EXERCISE DESCRIPTION:
The data must be written out once more, precisely as given.

Excerpts from a figure dataset

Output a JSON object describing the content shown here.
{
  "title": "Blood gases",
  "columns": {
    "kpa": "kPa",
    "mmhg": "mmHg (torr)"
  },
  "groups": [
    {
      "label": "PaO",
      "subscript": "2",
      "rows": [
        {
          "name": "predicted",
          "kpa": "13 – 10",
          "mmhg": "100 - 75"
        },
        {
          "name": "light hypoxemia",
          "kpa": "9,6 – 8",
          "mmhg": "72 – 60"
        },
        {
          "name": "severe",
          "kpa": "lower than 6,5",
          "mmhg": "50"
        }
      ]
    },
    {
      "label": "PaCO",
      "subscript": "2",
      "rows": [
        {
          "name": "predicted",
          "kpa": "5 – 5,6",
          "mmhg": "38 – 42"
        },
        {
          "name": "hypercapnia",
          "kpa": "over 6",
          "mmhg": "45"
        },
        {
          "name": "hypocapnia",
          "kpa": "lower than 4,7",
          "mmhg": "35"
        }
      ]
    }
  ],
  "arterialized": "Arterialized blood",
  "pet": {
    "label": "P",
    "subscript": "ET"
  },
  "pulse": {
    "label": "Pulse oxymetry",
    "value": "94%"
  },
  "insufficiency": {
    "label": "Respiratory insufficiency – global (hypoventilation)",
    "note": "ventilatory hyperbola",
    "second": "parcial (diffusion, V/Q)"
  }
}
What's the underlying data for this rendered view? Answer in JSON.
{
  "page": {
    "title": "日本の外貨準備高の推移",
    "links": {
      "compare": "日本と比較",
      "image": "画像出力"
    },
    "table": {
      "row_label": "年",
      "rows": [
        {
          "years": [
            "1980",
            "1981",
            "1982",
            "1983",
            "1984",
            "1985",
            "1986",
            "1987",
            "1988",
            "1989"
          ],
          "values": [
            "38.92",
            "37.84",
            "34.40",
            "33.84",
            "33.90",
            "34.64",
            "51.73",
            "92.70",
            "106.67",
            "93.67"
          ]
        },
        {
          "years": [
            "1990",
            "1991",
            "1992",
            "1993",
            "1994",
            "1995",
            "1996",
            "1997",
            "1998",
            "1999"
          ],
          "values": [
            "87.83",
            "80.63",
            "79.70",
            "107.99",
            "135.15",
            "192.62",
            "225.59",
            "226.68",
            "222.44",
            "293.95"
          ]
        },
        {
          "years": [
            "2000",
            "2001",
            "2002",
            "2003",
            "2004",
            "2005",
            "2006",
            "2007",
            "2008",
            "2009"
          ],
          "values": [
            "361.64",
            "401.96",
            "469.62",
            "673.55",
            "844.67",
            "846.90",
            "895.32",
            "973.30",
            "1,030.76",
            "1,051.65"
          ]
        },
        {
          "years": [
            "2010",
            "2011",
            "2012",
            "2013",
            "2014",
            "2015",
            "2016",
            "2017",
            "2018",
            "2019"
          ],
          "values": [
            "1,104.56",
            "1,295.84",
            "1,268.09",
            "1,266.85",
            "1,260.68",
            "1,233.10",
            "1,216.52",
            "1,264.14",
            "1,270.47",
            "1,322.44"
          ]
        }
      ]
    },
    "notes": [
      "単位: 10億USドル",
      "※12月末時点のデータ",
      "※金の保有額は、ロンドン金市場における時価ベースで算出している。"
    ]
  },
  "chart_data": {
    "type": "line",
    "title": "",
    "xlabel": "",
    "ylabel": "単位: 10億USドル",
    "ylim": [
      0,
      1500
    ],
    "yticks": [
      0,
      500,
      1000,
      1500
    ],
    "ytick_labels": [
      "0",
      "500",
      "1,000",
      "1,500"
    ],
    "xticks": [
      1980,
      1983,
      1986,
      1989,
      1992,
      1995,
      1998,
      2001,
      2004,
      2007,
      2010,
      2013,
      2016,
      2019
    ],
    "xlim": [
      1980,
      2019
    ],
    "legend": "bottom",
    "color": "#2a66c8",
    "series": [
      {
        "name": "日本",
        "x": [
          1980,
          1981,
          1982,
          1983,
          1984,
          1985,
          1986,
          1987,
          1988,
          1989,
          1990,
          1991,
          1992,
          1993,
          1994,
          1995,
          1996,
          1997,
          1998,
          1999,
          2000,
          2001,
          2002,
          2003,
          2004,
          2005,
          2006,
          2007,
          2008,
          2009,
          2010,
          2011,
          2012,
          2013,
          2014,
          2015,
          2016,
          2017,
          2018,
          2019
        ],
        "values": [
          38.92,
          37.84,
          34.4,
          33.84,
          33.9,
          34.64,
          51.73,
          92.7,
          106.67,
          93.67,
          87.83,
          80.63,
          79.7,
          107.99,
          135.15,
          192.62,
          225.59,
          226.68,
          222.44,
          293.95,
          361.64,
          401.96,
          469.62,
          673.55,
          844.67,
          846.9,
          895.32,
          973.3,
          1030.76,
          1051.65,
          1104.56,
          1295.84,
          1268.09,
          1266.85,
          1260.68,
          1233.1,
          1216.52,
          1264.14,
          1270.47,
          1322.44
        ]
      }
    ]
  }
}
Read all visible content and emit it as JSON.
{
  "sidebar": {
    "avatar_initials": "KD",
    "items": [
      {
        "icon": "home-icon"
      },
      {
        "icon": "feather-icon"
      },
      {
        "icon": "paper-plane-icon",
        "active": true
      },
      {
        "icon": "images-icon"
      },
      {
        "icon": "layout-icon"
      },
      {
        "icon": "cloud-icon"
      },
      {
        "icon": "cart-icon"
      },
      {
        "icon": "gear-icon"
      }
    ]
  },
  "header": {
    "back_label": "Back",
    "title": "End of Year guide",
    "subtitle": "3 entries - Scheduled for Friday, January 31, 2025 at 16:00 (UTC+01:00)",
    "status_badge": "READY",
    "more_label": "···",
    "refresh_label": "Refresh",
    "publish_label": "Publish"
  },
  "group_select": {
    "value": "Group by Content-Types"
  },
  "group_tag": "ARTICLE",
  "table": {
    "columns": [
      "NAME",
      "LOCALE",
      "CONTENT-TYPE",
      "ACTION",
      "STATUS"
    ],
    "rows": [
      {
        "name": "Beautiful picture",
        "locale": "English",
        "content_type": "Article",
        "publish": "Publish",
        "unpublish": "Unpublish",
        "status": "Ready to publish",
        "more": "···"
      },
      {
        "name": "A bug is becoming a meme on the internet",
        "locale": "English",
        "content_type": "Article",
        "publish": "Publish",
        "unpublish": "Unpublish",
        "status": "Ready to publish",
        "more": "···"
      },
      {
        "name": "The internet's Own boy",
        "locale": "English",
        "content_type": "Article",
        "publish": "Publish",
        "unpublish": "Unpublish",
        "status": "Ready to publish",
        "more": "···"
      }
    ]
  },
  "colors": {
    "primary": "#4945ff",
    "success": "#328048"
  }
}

WRITTEN SOLUTION:
Output a JSON object describing the content shown here.
{
  "title": "Blood gases",
  "columns": {
    "kpa": "kPa",
    "mmhg": "mmHg (torr)"
  },
  "groups": [
    {
      "label": "PaO",
      "subscript": "2",
      "rows": [
        {
          "name": "predicted",
          "kpa": "13 – 10",
          "mmhg": "100 - 75"
        },
        {
          "name": "light hypoxemia",
          "kpa": "9,6 – 8",
          "mmhg": "72 – 60"
        },
        {
          "name": "severe",
          "kpa": "lower than 6,5",
          "mmhg": "50"
        }
      ]
    },
    {
      "label": "PaCO",
      "subscript": "2",
      "rows": [
        {
          "name": "predicted",
          "kpa": "5 – 5,6",
          "mmhg": "38 – 42"
        },
        {
          "name": "hypercapnia",
          "kpa": "over 6",
          "mmhg": "45"
        },
        {
          "name": "hypocapnia",
          "kpa": "lower than 4,7",
          "mmhg": "35"
        }
      ]
    }
  ],
  "arterialized": "Arterialized blood",
  "pet": {
    "label": "P",
    "subscript": "ET"
  },
  "pulse": {
    "label": "Pulse oxymetry",
    "value": "94%"
  },
  "insufficiency": {
    "label": "Respiratory insufficiency – global (hypoventilation)",
    "note": "ventilatory hyperbola",
    "second": "parcial (diffusion, V/Q)"
  }
}
What's the underlying data for this rendered view? Answer in JSON.
{
  "page": {
    "title": "日本の外貨準備高の推移",
    "links": {
      "compare": "日本と比較",
      "image": "画像出力"
    },
    "table": {
      "row_label": "年",
      "rows": [
        {
          "years": [
            "1980",
            "1981",
            "1982",
            "1983",
            "1984",
            "1985",
            "1986",
            "1987",
            "1988",
            "1989"
          ],
          "values": [
            "38.92",
            "37.84",
            "34.40",
            "33.84",
            "33.90",
            "34.64",
            "51.73",
            "92.70",
            "106.67",
            "93.67"
          ]
        },
        {
          "years": [
            "1990",
            "1991",
            "1992",
            "1993",
            "1994",
            "1995",
            "1996",
            "1997",
            "1998",
            "1999"
          ],
          "values": [
            "87.83",
            "80.63",
            "79.70",
            "107.99",
            "135.15",
            "192.62",
            "225.59",
            "226.68",
            "222.44",
            "293.95"
          ]
        },
        {
          "years": [
            "2000",
            "2001",
            "2002",
            "2003",
            "2004",
            "2005",
            "2006",
            "2007",
            "2008",
            "2009"
          ],
          "values": [
            "361.64",
            "401.96",
            "469.62",
            "673.55",
            "844.67",
            "846.90",
            "895.32",
            "973.30",
            "1,030.76",
            "1,051.65"
          ]
        },
        {
          "years": [
            "2010",
            "2011",
            "2012",
            "2013",
            "2014",
            "2015",
            "2016",
            "2017",
            "2018",
            "2019"
          ],
          "values": [
            "1,104.56",
            "1,295.84",
            "1,268.09",
            "1,266.85",
            "1,260.68",
            "1,233.10",
            "1,216.52",
            "1,264.14",
            "1,270.47",
            "1,322.44"
          ]
        }
      ]
    },
    "notes": [
      "単位: 10億USドル",
      "※12月末時点のデータ",
      "※金の保有額は、ロンドン金市場における時価ベースで算出している。"
    ]
  },
  "chart_data": {
    "type": "line",
    "title": "",
    "xlabel": "",
    "ylabel": "単位: 10億USドル",
    "ylim": [
      0,
      1500
    ],
    "yticks": [
      0,
      500,
      1000,
      1500
    ],
    "ytick_labels": [
      "0",
      "500",
      "1,000",
      "1,500"
    ],
    "xticks": [
      1980,
      1983,
      1986,
      1989,
      1992,
      1995,
      1998,
      2001,
      2004,
      2007,
      2010,
      2013,
      2016,
      2019
    ],
    "xlim": [
      1980,
      2019
    ],
    "legend": "bottom",
    "color": "#2a66c8",
    "series": [
      {
        "name": "日本",
        "x": [
          1980,
          1981,
          1982,
          1983,
          1984,
          1985,
          1986,
          1987,
          1988,
          1989,
          1990,
          1991,
          1992,
          1993,
          1994,
          1995,
          1996,
          1997,
          1998,
          1999,
          2000,
          2001,
          2002,
          2003,
          2004,
          2005,
          2006,
          2007,
          2008,
          2009,
          2010,
          2011,
          2012,
          2013,
          2014,
          2015,
          2016,
          2017,
          2018,
          2019
        ],
        "values": [
          38.92,
          37.84,
          34.4,
          33.84,
          33.9,
          34.64,
          51.73,
          92.7,
          106.67,
          93.67,
          87.83,
          80.63,
          79.7,
          107.99,
          135.15,
          192.62,
          225.59,
          226.68,
          222.44,
          293.95,
          361.64,
          401.96,
          469.62,
          673.55,
          844.67,
          846.9,
          895.32,
          973.3,
          1030.76,
          1051.65,
          1104.56,
          1295.84,
          1268.09,
          1266.85,
          1260.68,
          1233.1,
          1216.52,
          1264.14,
          1270.47,
          1322.44
        ]
      }
    ]
  }
}
Read all visible content and emit it as JSON.
{
  "sidebar": {
    "avatar_initials": "KD",
    "items": [
      {
        "icon": "home-icon"
      },
      {
        "icon": "feather-icon"
      },
      {
        "icon": "paper-plane-icon",
        "active": true
      },
      {
        "icon": "images-icon"
      },
      {
        "icon": "layout-icon"
      },
      {
        "icon": "cloud-icon"
      },
      {
        "icon": "cart-icon"
      },
      {
        "icon": "gear-icon"
      }
    ]
  },
  "header": {
    "back_label": "Back",
    "title": "End of Year guide",
    "subtitle": "3 entries - Scheduled for Friday, January 31, 2025 at 16:00 (UTC+01:00)",
    "status_badge": "READY",
    "more_label": "···",
    "refresh_label": "Refresh",
    "publish_label": "Publish"
  },
  "group_select": {
    "value": "Group by Content-Types"
  },
  "group_tag": "ARTICLE",
  "table": {
    "columns": [
      "NAME",
      "LOCALE",
      "CONTENT-TYPE",
      "ACTION",
      "STATUS"
    ],
    "rows": [
      {
        "name": "Beautiful picture",
        "locale": "English",
        "content_type": "Article",
        "publish": "Publish",
        "unpublish": "Unpublish",
        "status": "Ready to publish",
        "more": "···"
      },
      {
        "name": "A bug is becoming a meme on the internet",
        "locale": "English",
        "content_type": "Article",
        "publish": "Publish",
        "unpublish": "Unpublish",
        "status": "Ready to publish",
        "more": "···"
      },
      {
        "name": "The internet's Own boy",
        "locale": "English",
        "content_type": "Article",
        "publish": "Publish",
        "unpublish": "Unpublish",
        "status": "Ready to publish",
        "more": "···"
      }
    ]
  },
  "colors": {
    "primary": "#4945ff",
    "success": "#328048"
  }
}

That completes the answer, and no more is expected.